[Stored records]
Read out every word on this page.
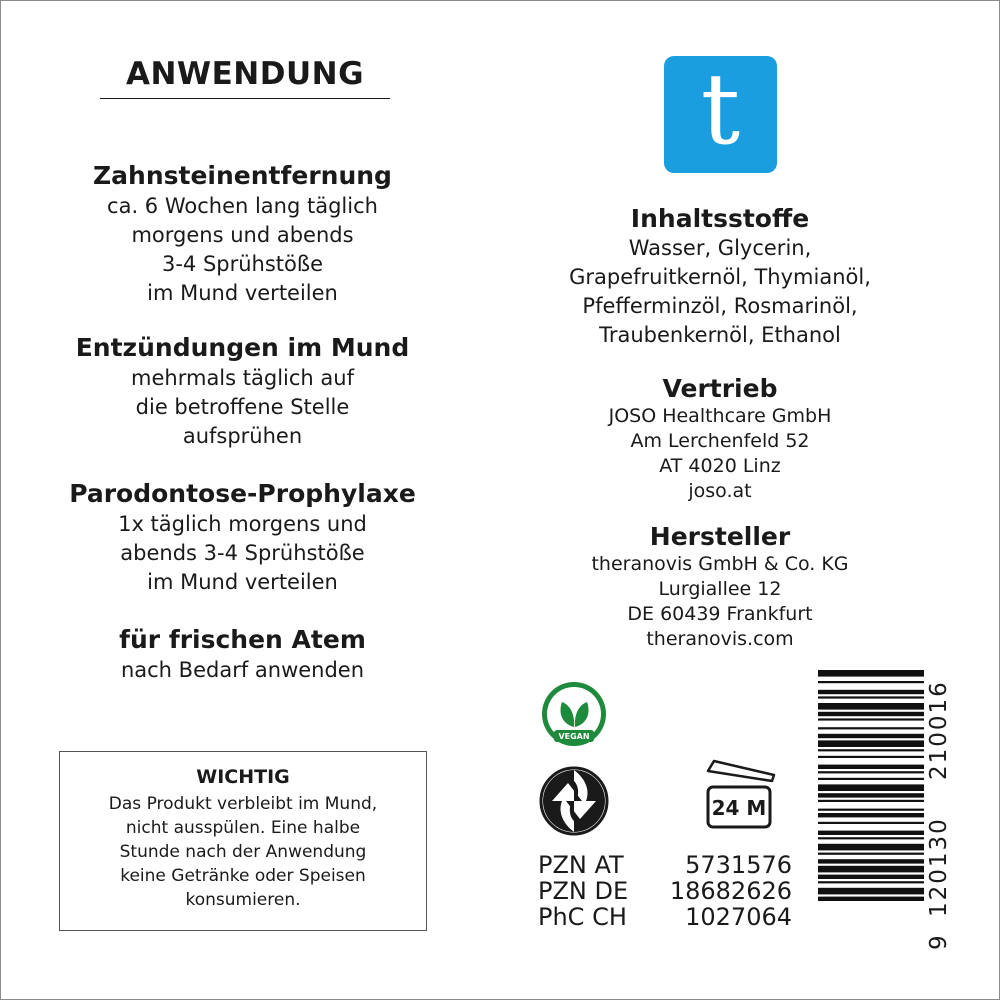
ANWENDUNG
Zahnsteinentfernung
ca. 6 Wochen lang täglich
morgens und abends
3-4 Sprühstöße
im Mund verteilen
Entzündungen im Mund
mehrmals täglich auf
die betroffene Stelle
aufsprühen
Parodontose-Prophylaxe
1x täglich morgens und
abends 3-4 Sprühstöße
im Mund verteilen
für frischen Atem
nach Bedarf anwenden
WICHTIG
Das Produkt verbleibt im Mund,
nicht ausspülen. Eine halbe
Stunde nach der Anwendung
keine Getränke oder Speisen
konsumieren.
t
Inhaltsstoffe
Wasser, Glycerin,
Grapefruitkernöl, Thymianöl,
Pfefferminzöl, Rosmarinöl,
Traubenkernöl, Ethanol
Vertrieb
JOSO Healthcare GmbH
Am Lerchenfeld 52
AT 4020 Linz
joso.at
Hersteller
theranovis GmbH & Co. KG
Lurgiallee 12
DE 60439 Frankfurt
theranovis.com
VEGAN
24 M
PZN AT	5731576
PZN DE 18682626
PhC CH 1027064
9
120130
210016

### Job
Scan the entries above. Copy each line that has the string "morgens".

### Solution below
morgens und abends
1x täglich morgens und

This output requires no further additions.